**Stated problem**
Transcribe each line of the records below exactly, excluding any embedded images.

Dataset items
□ □ □ □ □ □ □

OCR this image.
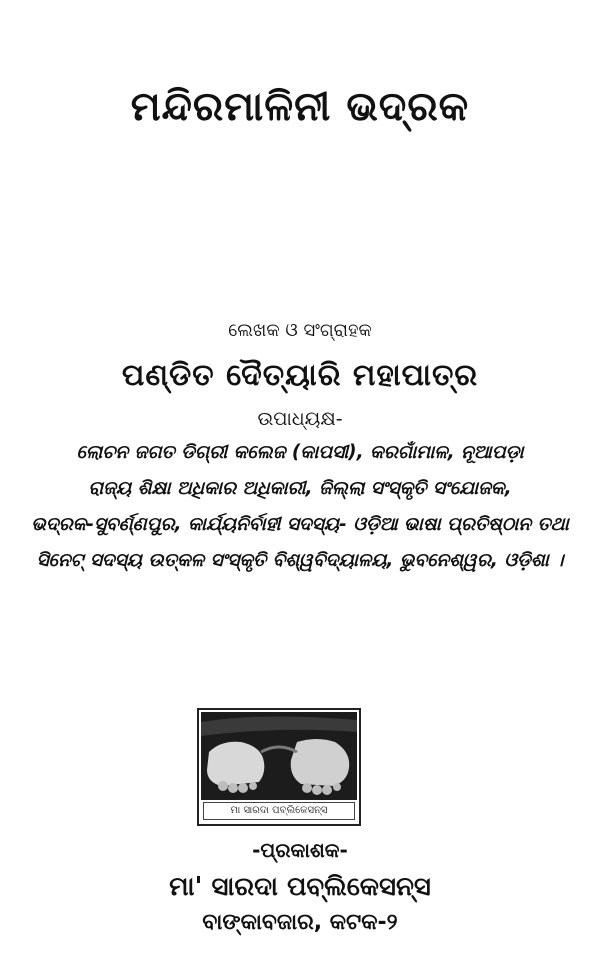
ମନ୍ଦିରମାଳିନୀ ଭଦ୍ରକ
ଲେଖକ ଓ ସଂଗ୍ରାହକ
ପଣ୍ଡିତ ଦୈତ୍ୟାରି ମହାପାତ୍ର
ଉପାଧ୍ୟକ୍ଷ-
ଲୋଚନ ଜଗତ ଡିଗ୍ରୀ କଲେଜ (କାପସୀ), କରଗାଁମାଳ, ନୂଆପଡ଼ା
ରାଜ୍ୟ ଶିକ୍ଷା ଅଧିକାର ଅଧିକାରୀ, ଜିଲ୍ଲା ସଂସ୍କୃତି ସଂଯୋଜକ,
ଭଦ୍ରକ-ସୁବର୍ଣ୍ଣପୁର, କାର୍ଯ୍ୟନିର୍ବାହୀ ସଦସ୍ୟ- ଓଡ଼ିଆ ଭାଷା ପ୍ରତିଷ୍ଠାନ ତଥା
ସିନେଟ୍ ସଦସ୍ୟ ଉତ୍କଳ ସଂସ୍କୃତି ବିଶ୍ୱବିଦ୍ୟାଳୟ, ଭୁବନେଶ୍ୱର, ଓଡ଼ିଶା ।
ମା ସାରଦା ପବ୍ଲିକେସନ୍ସ
-ପ୍ରକାଶକ-
ମା' ସାରଦା ପବ୍ଲିକେସନ୍ସ
ବାଙ୍କାବଜାର, କଟକ-୨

□ □ □ □ □ □ □

**Answer to this task**
OCR this image.
ମନ୍ଦିରମାଳିନୀ ଭଦ୍ରକ
ଲେଖକ ଓ ସଂଗ୍ରାହକ
ପଣ୍ଡିତ ଦୈତ୍ୟାରି ମହାପାତ୍ର
ଉପାଧ୍ୟକ୍ଷ-
ଲୋଚନ ଜଗତ ଡିଗ୍ରୀ କଲେଜ (କାପସୀ), କରଗାଁମାଳ, ନୂଆପଡ଼ା
ରାଜ୍ୟ ଶିକ୍ଷା ଅଧିକାର ଅଧିକାରୀ, ଜିଲ୍ଲା ସଂସ୍କୃତି ସଂଯୋଜକ,
ଭଦ୍ରକ-ସୁବର୍ଣ୍ଣପୁର, କାର୍ଯ୍ୟନିର୍ବାହୀ ସଦସ୍ୟ- ଓଡ଼ିଆ ଭାଷା ପ୍ରତିଷ୍ଠାନ ତଥା
ସିନେଟ୍ ସଦସ୍ୟ ଉତ୍କଳ ସଂସ୍କୃତି ବିଶ୍ୱବିଦ୍ୟାଳୟ, ଭୁବନେଶ୍ୱର, ଓଡ଼ିଶା ।
ମା ସାରଦା ପବ୍ଲିକେସନ୍ସ
-ପ୍ରକାଶକ-
ମା' ସାରଦା ପବ୍ଲିକେସନ୍ସ
ବାଙ୍କାବଜାର, କଟକ-୨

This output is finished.